### ASSIGNMENT
Say, as a bare number, how many lines of the listing contain "Lulu".

### TASK INPUT
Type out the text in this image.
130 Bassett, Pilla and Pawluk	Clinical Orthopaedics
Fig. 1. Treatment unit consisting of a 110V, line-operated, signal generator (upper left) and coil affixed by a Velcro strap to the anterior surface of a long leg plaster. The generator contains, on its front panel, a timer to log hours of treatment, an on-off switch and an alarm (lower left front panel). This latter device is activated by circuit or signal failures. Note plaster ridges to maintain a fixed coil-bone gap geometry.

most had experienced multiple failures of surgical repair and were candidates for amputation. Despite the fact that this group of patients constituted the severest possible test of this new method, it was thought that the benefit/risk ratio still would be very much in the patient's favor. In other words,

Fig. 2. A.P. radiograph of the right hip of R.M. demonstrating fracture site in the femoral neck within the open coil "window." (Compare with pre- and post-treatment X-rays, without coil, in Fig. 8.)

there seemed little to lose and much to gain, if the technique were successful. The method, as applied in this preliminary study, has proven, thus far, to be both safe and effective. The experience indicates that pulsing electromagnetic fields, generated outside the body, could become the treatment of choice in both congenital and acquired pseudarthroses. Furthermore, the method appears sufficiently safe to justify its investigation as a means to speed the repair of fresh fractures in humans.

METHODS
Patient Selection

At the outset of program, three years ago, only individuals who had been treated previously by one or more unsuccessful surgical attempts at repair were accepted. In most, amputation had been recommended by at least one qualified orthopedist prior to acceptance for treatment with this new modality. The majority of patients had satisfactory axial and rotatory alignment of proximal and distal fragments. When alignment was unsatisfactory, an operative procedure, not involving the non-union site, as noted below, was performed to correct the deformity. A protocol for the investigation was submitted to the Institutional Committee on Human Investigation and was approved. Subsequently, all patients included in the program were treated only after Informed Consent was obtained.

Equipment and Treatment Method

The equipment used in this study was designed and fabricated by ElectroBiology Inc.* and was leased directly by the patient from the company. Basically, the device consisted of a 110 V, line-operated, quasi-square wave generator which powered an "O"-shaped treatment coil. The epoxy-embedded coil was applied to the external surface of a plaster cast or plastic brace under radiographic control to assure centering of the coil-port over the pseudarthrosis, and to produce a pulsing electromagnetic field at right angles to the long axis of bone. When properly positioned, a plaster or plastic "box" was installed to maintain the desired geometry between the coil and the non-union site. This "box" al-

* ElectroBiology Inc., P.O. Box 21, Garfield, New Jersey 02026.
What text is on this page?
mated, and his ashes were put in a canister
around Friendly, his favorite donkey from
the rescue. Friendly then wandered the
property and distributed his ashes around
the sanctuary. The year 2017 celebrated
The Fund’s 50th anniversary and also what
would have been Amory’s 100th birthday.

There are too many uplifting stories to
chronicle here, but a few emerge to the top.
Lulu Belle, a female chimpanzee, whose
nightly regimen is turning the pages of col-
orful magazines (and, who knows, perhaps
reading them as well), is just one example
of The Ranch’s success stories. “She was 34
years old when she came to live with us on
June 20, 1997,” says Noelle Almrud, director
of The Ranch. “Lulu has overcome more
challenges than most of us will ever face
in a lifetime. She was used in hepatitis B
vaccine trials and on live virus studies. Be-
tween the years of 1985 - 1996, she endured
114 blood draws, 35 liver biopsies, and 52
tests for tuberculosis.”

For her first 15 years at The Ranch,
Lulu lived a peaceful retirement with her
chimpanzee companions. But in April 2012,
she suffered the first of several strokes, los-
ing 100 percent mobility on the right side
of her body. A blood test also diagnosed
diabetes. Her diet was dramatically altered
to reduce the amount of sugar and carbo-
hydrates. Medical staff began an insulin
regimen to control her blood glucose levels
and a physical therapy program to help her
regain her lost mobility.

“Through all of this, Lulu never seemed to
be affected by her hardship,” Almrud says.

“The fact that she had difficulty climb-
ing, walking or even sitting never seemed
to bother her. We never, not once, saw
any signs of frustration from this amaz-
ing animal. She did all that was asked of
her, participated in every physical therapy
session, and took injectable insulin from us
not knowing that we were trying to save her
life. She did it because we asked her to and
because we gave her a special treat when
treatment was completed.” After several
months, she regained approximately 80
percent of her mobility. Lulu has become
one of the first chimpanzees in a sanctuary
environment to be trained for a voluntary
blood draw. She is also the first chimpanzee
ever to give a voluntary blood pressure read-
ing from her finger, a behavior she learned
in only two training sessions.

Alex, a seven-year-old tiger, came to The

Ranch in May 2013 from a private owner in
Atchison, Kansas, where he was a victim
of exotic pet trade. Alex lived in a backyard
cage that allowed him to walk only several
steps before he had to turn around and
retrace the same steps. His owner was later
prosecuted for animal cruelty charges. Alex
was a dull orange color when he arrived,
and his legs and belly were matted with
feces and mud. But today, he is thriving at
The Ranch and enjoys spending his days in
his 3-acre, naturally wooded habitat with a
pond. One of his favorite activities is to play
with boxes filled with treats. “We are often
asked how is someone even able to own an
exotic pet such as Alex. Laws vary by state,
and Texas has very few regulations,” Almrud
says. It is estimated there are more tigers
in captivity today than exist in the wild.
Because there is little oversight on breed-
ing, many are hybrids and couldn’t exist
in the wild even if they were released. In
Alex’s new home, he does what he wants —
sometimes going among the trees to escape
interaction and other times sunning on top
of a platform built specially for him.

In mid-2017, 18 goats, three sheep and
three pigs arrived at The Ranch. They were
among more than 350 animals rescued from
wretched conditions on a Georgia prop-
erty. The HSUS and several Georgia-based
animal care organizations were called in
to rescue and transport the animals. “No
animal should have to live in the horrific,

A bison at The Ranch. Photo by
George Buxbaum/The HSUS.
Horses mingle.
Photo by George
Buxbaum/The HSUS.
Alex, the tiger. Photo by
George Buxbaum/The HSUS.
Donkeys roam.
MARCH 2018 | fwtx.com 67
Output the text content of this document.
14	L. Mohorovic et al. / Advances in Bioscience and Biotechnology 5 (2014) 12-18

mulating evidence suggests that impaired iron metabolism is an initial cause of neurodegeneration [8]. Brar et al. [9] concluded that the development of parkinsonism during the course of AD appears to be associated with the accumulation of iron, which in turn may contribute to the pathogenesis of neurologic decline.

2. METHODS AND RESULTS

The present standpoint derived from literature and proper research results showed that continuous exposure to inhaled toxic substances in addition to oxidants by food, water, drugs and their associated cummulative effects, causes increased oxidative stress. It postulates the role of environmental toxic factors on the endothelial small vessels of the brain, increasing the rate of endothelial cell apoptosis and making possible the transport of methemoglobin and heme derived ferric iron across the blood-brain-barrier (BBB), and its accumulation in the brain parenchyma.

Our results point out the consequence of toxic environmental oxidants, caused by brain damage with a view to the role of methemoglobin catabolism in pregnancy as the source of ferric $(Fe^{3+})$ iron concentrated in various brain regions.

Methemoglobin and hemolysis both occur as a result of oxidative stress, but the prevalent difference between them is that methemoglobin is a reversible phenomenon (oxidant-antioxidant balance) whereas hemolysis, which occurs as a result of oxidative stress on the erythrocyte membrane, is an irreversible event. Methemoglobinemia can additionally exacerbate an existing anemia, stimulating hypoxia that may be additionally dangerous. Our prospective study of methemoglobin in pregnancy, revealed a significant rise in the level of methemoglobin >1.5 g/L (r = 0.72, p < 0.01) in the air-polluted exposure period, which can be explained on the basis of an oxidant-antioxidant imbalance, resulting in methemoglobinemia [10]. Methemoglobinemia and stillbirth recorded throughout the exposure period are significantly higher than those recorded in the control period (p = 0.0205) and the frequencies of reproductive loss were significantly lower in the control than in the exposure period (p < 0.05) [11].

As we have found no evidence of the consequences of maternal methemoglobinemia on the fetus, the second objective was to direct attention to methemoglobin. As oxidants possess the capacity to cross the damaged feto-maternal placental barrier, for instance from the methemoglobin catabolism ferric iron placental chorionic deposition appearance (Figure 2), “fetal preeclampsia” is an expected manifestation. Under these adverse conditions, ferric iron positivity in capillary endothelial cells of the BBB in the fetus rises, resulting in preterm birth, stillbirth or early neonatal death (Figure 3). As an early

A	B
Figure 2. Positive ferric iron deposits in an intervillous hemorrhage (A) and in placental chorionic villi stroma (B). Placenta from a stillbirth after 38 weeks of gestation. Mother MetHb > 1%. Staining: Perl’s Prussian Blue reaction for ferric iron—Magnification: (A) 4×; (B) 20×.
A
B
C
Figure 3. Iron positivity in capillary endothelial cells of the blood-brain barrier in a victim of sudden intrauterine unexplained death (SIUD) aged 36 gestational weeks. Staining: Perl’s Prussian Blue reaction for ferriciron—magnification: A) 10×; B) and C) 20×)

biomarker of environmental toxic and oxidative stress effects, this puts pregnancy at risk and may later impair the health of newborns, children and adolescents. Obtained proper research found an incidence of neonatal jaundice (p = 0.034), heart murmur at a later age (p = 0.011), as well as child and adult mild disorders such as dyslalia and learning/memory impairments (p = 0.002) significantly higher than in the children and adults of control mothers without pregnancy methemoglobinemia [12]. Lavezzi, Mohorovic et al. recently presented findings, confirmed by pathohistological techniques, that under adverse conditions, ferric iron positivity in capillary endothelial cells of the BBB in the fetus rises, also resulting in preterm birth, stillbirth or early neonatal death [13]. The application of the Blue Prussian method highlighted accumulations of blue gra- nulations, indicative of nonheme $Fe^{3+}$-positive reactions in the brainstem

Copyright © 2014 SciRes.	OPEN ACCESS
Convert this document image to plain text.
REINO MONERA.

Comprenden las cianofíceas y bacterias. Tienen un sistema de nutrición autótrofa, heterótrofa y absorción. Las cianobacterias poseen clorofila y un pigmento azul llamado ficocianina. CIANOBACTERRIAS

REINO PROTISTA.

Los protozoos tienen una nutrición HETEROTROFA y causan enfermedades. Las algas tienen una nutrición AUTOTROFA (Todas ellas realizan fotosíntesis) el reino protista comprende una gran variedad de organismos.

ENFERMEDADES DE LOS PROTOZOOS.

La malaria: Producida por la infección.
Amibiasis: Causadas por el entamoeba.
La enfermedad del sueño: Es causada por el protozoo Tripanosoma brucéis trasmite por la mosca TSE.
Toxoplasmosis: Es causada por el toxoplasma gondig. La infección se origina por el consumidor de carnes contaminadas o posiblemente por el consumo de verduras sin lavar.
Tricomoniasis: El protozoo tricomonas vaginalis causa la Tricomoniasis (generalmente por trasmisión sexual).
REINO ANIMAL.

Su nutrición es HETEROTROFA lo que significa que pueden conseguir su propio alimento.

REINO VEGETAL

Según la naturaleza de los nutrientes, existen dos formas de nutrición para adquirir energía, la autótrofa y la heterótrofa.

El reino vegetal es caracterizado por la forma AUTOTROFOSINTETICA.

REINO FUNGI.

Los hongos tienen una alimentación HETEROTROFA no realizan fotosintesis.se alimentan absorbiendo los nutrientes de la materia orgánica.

### RESPONSE TO THIS EXERCISE
5